━━ RECORDS FOR THE TASK ━━

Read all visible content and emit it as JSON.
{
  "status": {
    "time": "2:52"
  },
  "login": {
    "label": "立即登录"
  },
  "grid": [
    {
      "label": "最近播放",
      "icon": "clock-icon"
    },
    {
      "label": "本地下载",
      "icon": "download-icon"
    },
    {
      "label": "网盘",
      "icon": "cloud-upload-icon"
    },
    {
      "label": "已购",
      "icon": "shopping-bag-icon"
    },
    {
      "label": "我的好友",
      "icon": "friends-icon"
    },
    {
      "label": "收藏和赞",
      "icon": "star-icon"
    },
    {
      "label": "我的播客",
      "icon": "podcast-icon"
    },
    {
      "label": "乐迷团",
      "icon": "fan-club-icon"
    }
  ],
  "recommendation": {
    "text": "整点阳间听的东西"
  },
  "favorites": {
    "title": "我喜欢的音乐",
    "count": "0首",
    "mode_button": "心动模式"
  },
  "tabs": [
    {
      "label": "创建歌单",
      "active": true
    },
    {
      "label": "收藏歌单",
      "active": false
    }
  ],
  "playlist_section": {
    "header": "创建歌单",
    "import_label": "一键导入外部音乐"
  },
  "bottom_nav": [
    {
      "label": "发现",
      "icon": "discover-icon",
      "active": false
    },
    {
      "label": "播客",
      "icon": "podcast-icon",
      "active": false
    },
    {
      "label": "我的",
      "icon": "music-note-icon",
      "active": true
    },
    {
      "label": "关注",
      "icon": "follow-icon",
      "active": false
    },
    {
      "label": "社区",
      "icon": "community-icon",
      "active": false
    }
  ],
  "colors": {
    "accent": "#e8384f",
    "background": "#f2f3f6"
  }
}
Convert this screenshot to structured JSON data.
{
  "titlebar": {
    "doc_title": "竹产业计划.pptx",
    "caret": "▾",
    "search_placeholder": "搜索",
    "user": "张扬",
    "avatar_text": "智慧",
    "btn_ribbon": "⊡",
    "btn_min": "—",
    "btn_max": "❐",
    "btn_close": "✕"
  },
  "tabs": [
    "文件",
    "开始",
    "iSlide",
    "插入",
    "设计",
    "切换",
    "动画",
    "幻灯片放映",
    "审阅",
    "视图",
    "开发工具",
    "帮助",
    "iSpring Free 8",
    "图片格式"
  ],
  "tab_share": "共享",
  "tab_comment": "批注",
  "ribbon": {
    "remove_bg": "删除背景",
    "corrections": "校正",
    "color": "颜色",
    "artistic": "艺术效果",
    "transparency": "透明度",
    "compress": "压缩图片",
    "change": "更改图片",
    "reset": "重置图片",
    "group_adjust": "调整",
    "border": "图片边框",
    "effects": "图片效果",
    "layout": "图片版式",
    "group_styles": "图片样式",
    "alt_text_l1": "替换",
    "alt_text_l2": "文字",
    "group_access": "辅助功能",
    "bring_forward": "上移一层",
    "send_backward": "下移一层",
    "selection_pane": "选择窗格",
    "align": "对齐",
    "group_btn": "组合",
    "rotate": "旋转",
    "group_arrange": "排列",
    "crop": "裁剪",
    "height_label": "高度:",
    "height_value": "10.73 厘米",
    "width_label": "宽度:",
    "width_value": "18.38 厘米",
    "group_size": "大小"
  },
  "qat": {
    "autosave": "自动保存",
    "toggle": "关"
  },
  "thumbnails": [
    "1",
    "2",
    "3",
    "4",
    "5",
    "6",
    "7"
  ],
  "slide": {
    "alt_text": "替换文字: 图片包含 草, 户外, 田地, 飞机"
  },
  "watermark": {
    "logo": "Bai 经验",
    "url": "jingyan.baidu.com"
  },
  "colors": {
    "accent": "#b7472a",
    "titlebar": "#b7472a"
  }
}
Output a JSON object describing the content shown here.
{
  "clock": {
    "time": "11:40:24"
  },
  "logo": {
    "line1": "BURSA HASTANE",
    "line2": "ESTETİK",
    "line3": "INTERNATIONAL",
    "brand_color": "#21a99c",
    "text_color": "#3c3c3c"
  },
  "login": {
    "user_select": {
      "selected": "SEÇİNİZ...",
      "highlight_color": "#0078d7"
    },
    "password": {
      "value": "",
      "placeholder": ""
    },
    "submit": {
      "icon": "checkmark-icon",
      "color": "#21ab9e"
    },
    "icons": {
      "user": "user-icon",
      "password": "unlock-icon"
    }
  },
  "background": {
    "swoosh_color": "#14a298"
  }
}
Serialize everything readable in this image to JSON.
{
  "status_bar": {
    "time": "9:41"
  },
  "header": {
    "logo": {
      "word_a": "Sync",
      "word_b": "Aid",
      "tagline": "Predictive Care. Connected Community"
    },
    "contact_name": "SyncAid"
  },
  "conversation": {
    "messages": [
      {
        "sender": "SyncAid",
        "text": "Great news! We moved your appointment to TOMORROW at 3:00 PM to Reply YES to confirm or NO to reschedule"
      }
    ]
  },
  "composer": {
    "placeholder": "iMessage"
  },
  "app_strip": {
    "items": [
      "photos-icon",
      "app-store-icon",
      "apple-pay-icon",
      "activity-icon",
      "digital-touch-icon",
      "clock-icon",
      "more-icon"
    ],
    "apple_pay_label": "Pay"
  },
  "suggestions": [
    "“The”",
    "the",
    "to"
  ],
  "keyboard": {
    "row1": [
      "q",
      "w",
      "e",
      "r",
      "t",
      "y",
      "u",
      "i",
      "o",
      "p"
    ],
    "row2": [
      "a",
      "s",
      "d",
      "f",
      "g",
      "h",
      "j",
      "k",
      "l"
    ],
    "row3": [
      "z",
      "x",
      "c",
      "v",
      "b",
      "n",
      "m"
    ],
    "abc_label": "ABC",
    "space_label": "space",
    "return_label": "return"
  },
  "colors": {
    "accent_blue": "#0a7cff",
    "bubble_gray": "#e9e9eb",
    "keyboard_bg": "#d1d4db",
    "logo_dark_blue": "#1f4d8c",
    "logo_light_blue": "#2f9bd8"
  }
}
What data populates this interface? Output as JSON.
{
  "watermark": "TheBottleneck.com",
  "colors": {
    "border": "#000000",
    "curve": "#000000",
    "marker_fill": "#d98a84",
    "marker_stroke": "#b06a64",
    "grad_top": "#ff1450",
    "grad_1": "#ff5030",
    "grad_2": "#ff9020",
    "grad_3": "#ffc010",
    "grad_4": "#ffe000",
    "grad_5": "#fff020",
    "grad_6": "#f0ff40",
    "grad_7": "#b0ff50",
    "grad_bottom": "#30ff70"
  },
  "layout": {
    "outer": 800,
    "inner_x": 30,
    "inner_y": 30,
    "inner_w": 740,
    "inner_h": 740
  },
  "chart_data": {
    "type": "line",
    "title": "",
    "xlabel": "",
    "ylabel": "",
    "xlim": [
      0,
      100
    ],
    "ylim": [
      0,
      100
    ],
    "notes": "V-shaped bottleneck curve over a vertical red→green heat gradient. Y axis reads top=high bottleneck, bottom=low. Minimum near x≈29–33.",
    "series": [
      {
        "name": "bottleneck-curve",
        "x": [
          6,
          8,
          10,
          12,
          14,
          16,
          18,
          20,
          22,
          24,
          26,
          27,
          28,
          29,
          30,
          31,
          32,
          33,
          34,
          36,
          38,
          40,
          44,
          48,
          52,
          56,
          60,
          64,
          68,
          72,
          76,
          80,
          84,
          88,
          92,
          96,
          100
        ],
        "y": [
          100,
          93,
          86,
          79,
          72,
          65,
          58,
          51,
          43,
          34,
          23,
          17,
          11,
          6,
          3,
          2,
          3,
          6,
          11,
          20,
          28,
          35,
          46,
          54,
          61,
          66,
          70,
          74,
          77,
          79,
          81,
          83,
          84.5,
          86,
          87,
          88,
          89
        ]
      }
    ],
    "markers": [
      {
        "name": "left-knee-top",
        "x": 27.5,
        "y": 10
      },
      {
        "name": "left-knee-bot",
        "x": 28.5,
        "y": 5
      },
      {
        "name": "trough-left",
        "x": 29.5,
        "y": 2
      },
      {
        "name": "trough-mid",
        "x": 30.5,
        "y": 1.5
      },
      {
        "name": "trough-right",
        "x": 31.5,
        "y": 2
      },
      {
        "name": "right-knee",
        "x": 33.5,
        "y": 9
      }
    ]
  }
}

━━━

GIVEN REQUEST —
Your answer should be a single number: the count of lines that contain "watermark".

EXERCISE SOLUTION —
2